Exercise text:
══════════════════════════════

Availability of Investigational Medicines Through the US Food and Drug Administration's Expanded Access and Compassionate Use Programs.

Author information

1
Yale School of Medicine, New Haven, Connecticut.
2
Division of Medical Ethics, Department of Population Health, New York University School of Medicine, Bioethics International, New York.
3
Collaboration for Research Integrity and Transparency (CRIT), Yale Law School, New Haven, Connecticut.
4
Section of General Medicine, Department of Internal Medicine, Yale School of Medicine, New Haven, Connecticut.
5
Department of Health Policy and Management, Yale School of Public Health, New Haven, Connecticut.
6
Center for Outcomes Research and Evaluation, Yale-New Haven Hospital, New Haven, Connecticut.

Abstract

Importance:

The Right to Try Act of 2017 allows patients with life-threatening conditions to access investigational medicines outside clinical trials without oversight from the US Food and Drug Administration (FDA). A better understanding of existing expanded access programs can inform the consideration and implementation of both the federal Right to Try Act and state right-to-try laws.

Objective:

To determine the timing and duration of expanded access programs for investigational medicines initiated prior to FDA approval.

Design and Setting:

This cross-sectional study examined expanded access and compassionate use programs registered through August 1, 2017, identified from ClinicalTrials.gov and publicly available FDA documents.

Main Outcomes and Measures:

Start date of each program and 3 key regulatory dates (investigational new drug application activation, initial new drug application submission, and FDA approval), and timing and duration of expanded access availability in relation to new drug application submission and FDA approval.

══════════════════════════════

Supplied entries:

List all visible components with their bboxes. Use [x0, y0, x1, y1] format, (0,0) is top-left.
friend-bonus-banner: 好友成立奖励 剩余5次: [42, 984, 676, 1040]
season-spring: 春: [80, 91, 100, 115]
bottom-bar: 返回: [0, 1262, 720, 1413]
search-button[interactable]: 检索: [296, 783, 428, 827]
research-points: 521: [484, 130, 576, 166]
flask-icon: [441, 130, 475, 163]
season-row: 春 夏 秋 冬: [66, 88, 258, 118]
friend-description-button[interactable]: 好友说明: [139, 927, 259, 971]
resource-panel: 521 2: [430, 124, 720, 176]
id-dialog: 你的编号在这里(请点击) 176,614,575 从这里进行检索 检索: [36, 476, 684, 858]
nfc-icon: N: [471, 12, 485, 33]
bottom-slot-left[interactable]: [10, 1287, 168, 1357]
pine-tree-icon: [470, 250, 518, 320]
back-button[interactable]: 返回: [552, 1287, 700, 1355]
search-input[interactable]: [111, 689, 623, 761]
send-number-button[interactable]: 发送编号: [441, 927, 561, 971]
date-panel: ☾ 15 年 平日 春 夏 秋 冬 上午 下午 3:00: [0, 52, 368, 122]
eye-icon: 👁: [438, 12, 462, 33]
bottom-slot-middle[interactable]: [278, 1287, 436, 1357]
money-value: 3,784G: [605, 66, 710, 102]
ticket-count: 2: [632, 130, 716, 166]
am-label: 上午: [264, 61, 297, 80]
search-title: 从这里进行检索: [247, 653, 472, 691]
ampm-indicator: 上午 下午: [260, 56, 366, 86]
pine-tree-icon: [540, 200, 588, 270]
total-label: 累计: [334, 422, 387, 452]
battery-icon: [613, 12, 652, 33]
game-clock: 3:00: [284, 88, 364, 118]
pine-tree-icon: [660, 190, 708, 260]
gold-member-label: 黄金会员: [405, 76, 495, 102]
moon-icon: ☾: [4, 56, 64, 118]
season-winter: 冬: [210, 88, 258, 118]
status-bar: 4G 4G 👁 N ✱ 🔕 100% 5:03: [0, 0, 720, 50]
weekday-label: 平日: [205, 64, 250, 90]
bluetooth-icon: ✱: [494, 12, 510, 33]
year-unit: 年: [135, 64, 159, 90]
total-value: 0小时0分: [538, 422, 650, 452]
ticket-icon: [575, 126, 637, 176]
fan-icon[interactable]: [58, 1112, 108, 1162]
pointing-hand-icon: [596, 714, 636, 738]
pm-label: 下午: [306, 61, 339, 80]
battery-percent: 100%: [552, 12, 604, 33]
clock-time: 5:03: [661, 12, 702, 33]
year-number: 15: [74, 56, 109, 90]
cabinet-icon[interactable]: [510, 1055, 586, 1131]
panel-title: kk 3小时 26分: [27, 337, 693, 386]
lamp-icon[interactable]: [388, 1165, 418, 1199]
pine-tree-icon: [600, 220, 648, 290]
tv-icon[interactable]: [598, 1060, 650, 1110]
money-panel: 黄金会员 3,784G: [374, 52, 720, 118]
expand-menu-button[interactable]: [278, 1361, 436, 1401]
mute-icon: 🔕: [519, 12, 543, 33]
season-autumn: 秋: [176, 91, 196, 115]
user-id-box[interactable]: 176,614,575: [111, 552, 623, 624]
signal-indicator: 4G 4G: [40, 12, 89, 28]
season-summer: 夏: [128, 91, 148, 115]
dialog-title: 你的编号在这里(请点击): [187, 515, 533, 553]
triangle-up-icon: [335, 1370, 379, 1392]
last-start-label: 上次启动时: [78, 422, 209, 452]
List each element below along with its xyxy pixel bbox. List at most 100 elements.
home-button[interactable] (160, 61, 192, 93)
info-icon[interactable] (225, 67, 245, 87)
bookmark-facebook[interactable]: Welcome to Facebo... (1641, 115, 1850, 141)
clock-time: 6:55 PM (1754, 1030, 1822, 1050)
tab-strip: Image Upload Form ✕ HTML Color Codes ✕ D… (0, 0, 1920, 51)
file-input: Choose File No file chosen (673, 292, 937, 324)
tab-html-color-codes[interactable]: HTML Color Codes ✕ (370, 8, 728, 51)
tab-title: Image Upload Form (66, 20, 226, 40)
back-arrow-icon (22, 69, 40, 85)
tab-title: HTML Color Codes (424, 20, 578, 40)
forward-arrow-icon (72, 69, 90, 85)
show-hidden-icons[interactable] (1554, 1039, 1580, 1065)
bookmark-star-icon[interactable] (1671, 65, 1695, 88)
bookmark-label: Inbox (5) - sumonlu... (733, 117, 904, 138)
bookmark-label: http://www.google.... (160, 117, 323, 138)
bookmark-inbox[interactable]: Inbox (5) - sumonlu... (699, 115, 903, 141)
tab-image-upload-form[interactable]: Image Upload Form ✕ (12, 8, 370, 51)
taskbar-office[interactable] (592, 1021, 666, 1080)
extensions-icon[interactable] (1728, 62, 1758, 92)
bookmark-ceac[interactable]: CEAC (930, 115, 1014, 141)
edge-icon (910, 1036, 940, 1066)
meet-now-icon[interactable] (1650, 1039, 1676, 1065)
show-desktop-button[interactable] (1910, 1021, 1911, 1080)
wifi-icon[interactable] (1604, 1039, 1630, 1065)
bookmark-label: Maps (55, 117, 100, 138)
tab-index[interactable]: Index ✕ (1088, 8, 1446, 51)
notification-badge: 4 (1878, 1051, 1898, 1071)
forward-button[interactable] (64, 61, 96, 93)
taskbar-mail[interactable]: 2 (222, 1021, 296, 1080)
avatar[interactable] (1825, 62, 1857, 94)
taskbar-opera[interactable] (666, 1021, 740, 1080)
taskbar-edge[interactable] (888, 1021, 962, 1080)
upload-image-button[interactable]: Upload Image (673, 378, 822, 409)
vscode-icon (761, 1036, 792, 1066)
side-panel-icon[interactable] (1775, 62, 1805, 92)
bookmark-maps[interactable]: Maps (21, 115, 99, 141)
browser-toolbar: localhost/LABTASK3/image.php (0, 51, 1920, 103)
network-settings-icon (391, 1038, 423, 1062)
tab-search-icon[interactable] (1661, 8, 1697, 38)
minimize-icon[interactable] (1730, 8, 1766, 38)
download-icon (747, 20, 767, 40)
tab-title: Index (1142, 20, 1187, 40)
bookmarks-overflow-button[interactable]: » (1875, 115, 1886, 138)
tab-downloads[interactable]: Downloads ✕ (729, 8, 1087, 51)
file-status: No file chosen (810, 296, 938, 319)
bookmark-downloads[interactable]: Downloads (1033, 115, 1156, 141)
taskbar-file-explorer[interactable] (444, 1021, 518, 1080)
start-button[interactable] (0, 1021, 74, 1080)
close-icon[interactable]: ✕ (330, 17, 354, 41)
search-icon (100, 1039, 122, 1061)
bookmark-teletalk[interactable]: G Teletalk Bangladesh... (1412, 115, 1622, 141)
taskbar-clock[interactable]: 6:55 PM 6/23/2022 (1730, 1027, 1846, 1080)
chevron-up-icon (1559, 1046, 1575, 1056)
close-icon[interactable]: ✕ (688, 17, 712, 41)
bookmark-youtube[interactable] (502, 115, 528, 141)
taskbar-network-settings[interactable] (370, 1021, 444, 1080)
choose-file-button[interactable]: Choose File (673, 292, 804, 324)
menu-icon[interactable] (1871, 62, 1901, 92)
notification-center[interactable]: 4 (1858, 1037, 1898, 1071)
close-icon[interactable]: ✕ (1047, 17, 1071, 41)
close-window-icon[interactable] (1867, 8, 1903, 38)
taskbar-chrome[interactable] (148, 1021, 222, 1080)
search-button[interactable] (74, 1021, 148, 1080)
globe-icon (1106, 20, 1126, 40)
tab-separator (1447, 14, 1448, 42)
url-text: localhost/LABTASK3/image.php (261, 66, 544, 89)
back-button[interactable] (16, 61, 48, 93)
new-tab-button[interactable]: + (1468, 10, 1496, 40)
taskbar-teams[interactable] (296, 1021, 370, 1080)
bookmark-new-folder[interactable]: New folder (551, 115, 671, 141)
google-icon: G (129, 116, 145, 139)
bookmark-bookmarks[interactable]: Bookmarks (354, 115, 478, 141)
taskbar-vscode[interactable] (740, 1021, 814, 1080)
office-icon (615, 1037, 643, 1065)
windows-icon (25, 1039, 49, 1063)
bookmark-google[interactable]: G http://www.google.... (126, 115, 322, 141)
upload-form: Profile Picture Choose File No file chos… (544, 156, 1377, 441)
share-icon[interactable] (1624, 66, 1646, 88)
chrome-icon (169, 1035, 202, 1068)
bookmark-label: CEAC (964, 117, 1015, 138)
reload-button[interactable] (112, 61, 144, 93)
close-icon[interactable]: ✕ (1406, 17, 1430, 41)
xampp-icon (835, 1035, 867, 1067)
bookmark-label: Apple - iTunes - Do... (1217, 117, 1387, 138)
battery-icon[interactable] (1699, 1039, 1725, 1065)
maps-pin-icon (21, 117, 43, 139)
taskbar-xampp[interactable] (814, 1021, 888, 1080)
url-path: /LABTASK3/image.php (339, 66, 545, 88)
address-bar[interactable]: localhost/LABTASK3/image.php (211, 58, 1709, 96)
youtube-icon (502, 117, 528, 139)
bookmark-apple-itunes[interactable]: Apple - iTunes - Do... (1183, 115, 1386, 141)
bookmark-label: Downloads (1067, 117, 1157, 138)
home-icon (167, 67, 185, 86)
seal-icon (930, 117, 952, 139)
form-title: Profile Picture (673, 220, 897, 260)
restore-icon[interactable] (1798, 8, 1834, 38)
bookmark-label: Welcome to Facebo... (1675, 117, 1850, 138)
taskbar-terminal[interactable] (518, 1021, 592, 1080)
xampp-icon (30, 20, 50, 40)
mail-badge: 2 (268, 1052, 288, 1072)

══════════════════════════════

Explore the material:
1 – Please reproduce the passage of the text on FDA expanded access programs starting at "Availability of Investigational" and ending at "Medicine, Yale School of Medicine, New Haven, Connecticut.".
2 – Pick up the text on FDA expanded access programs after its last sentence and continue writing it.

Your responses:
1 –
Availability of Investigational Medicines Through the US Food and Drug Administration's Expanded Access and Compassionate Use Programs.

Author information

1
Yale School of Medicine, New Haven, Connecticut.
2
Division of Medical Ethics, Department of Population Health, New York University School of Medicine, Bioethics International, New York.
3
Collaboration for Research Integrity and Transparency (CRIT), Yale Law School, New Haven, Connecticut.
4
Section of General Medicine, Department of Internal Medicine, Yale School of Medicine, New Haven, Connecticut.

2 –
Results:

Through ClinicalTrials.gov, 92 FDA-approved drugs and biologics with associated expanded access programs initiated prior to FDA approval were identified. These programs were initiated between September 1996 and June 2017 for medicines that were most commonly used to treat cancer (n = 46 [50.0%]); metabolic, endocrine, and genetic diseases (n = 16 [17.4%]); and infectious diseases (n = 14 [15.2%]). The median (interquartile range) premarket expanded access availability was 10.0 (6.0-19.5) months, constituting a median (interquartile range) of 14% (7%-25%) of the premarket clinical development period (investigational new drug application activation to FDA approval). Of 92 expanded access programs, 64 (69.6%) were initiated just before or after new drug application submission: 24 (26.1%) were initiated during the 6-month period before, and 40 (43.5%) in the 6 months after.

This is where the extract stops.